# [THE EXERCISE]
Identify all lines in the data containing the string "open". Copy them out.
[START SUPPLIED ENTRIES]
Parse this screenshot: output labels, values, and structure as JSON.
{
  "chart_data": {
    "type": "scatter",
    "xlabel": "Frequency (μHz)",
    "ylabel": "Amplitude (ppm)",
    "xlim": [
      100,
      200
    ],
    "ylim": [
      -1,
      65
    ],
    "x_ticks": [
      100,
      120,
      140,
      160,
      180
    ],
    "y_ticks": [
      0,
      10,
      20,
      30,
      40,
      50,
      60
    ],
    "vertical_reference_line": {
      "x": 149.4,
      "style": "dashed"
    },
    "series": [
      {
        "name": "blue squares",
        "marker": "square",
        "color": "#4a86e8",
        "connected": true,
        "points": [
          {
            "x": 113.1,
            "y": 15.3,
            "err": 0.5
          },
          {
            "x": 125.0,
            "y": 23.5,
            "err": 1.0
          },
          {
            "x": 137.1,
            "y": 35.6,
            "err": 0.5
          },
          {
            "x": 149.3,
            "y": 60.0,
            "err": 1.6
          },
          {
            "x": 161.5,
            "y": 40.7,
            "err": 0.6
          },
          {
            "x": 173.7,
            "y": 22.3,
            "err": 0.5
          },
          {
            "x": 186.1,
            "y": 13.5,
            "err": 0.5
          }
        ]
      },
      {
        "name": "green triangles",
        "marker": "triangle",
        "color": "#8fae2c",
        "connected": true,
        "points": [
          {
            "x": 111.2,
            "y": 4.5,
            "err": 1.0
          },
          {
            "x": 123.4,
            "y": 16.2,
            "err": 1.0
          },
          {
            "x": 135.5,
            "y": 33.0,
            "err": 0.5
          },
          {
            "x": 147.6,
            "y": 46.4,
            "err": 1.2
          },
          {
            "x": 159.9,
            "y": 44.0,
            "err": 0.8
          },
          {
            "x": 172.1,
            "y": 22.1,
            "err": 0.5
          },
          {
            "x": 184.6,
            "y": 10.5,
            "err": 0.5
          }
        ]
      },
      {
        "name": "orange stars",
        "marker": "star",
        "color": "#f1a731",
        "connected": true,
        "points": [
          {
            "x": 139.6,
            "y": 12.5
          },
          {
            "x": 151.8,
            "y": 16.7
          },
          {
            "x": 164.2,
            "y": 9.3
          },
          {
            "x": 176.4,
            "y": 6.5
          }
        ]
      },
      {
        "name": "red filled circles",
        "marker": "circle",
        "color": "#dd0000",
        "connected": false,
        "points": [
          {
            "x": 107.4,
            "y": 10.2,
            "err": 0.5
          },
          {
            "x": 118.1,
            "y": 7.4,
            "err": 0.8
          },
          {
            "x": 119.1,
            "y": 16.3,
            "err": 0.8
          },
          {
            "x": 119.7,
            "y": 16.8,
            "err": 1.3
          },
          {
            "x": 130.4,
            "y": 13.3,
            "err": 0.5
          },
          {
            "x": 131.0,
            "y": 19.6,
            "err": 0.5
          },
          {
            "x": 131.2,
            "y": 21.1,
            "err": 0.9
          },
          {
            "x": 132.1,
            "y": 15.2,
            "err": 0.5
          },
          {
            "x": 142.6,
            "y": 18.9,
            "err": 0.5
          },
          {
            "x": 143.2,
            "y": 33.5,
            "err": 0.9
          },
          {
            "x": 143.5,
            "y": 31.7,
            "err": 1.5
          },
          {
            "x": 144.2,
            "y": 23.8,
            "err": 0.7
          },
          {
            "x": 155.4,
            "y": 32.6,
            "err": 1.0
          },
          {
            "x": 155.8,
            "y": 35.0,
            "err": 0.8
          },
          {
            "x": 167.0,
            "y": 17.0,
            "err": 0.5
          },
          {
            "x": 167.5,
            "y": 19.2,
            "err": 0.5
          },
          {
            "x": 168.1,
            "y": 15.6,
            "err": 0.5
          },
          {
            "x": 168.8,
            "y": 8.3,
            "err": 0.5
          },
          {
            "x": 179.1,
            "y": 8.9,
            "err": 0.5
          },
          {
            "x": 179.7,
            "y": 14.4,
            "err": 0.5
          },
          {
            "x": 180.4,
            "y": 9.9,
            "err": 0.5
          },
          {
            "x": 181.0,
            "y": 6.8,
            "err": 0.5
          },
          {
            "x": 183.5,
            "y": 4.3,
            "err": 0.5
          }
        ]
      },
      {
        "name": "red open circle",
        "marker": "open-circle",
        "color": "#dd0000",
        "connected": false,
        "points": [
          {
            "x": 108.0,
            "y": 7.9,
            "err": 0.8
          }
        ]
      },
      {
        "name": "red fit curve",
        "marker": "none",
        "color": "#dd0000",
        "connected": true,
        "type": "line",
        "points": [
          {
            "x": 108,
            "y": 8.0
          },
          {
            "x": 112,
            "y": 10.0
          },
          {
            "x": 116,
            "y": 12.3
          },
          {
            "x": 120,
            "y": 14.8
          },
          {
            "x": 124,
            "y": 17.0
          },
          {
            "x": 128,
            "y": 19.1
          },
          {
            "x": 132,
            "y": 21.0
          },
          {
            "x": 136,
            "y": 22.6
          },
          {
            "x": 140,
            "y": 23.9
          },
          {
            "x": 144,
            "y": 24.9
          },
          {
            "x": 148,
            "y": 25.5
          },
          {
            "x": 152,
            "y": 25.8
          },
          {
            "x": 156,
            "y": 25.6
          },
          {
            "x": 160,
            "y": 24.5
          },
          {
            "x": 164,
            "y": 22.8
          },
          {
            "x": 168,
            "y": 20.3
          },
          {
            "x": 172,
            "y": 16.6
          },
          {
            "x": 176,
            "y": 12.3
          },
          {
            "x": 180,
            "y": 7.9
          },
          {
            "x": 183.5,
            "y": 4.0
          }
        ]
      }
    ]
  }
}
[END SUPPLIED ENTRIES]
# [WRITTEN SOLUTION]
        "name": "red open circle",
        "marker": "open-circle",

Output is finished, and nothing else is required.